AIM |
Transcribe the records below exactly.

GIVEN RECORDS |
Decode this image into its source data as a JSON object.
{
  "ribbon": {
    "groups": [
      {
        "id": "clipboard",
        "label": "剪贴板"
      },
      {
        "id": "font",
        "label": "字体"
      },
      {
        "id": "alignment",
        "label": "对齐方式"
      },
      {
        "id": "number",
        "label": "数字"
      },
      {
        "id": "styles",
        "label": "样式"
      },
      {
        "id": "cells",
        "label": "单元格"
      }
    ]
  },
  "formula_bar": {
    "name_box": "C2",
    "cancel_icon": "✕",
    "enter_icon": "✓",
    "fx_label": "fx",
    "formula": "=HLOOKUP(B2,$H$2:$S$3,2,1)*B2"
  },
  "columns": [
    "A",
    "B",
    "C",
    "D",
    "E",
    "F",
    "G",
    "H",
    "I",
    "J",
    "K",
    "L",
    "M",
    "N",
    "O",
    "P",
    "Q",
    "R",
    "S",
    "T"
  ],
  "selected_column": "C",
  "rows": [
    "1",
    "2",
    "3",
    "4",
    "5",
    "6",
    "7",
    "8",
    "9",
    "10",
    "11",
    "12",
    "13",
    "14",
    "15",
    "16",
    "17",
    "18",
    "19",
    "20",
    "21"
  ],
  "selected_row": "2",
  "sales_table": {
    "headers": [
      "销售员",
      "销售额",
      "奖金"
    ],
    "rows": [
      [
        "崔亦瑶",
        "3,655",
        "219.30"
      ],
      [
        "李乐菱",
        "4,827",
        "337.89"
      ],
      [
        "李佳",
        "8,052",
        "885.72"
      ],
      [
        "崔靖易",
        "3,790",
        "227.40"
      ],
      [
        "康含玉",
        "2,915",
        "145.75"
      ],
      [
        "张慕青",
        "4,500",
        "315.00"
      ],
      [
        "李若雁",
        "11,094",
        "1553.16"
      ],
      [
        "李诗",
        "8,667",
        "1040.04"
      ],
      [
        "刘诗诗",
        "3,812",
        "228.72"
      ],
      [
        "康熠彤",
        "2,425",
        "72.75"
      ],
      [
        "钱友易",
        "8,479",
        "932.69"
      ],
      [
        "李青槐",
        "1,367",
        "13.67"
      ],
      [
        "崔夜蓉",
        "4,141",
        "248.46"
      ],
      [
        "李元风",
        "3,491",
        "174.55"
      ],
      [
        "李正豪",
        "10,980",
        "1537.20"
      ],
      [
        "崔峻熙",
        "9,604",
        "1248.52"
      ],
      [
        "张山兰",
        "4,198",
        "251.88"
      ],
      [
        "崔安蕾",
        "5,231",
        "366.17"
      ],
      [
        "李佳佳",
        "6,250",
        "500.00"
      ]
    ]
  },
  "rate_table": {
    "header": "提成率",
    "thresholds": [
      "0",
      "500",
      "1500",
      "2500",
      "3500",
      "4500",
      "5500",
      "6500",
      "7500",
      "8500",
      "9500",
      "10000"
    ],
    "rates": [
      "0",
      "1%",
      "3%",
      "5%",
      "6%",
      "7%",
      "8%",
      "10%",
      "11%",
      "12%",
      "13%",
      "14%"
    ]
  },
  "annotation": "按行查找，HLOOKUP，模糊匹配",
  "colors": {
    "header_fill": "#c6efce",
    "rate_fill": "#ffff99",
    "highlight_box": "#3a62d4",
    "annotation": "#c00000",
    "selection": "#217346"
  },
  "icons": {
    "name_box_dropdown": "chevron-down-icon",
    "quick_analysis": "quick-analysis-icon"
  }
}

CORRECT ANSWER |
Decode this image into its source data as a JSON object.
{
  "ribbon": {
    "groups": [
      {
        "id": "clipboard",
        "label": "剪贴板"
      },
      {
        "id": "font",
        "label": "字体"
      },
      {
        "id": "alignment",
        "label": "对齐方式"
      },
      {
        "id": "number",
        "label": "数字"
      },
      {
        "id": "styles",
        "label": "样式"
      },
      {
        "id": "cells",
        "label": "单元格"
      }
    ]
  },
  "formula_bar": {
    "name_box": "C2",
    "cancel_icon": "✕",
    "enter_icon": "✓",
    "fx_label": "fx",
    "formula": "=HLOOKUP(B2,$H$2:$S$3,2,1)*B2"
  },
  "columns": [
    "A",
    "B",
    "C",
    "D",
    "E",
    "F",
    "G",
    "H",
    "I",
    "J",
    "K",
    "L",
    "M",
    "N",
    "O",
    "P",
    "Q",
    "R",
    "S",
    "T"
  ],
  "selected_column": "C",
  "rows": [
    "1",
    "2",
    "3",
    "4",
    "5",
    "6",
    "7",
    "8",
    "9",
    "10",
    "11",
    "12",
    "13",
    "14",
    "15",
    "16",
    "17",
    "18",
    "19",
    "20",
    "21"
  ],
  "selected_row": "2",
  "sales_table": {
    "headers": [
      "销售员",
      "销售额",
      "奖金"
    ],
    "rows": [
      [
        "崔亦瑶",
        "3,655",
        "219.30"
      ],
      [
        "李乐菱",
        "4,827",
        "337.89"
      ],
      [
        "李佳",
        "8,052",
        "885.72"
      ],
      [
        "崔靖易",
        "3,790",
        "227.40"
      ],
      [
        "康含玉",
        "2,915",
        "145.75"
      ],
      [
        "张慕青",
        "4,500",
        "315.00"
      ],
      [
        "李若雁",
        "11,094",
        "1553.16"
      ],
      [
        "李诗",
        "8,667",
        "1040.04"
      ],
      [
        "刘诗诗",
        "3,812",
        "228.72"
      ],
      [
        "康熠彤",
        "2,425",
        "72.75"
      ],
      [
        "钱友易",
        "8,479",
        "932.69"
      ],
      [
        "李青槐",
        "1,367",
        "13.67"
      ],
      [
        "崔夜蓉",
        "4,141",
        "248.46"
      ],
      [
        "李元风",
        "3,491",
        "174.55"
      ],
      [
        "李正豪",
        "10,980",
        "1537.20"
      ],
      [
        "崔峻熙",
        "9,604",
        "1248.52"
      ],
      [
        "张山兰",
        "4,198",
        "251.88"
      ],
      [
        "崔安蕾",
        "5,231",
        "366.17"
      ],
      [
        "李佳佳",
        "6,250",
        "500.00"
      ]
    ]
  },
  "rate_table": {
    "header": "提成率",
    "thresholds": [
      "0",
      "500",
      "1500",
      "2500",
      "3500",
      "4500",
      "5500",
      "6500",
      "7500",
      "8500",
      "9500",
      "10000"
    ],
    "rates": [
      "0",
      "1%",
      "3%",
      "5%",
      "6%",
      "7%",
      "8%",
      "10%",
      "11%",
      "12%",
      "13%",
      "14%"
    ]
  },
  "annotation": "按行查找，HLOOKUP，模糊匹配",
  "colors": {
    "header_fill": "#c6efce",
    "rate_fill": "#ffff99",
    "highlight_box": "#3a62d4",
    "annotation": "#c00000",
    "selection": "#217346"
  },
  "icons": {
    "name_box_dropdown": "chevron-down-icon",
    "quick_analysis": "quick-analysis-icon"
  }
}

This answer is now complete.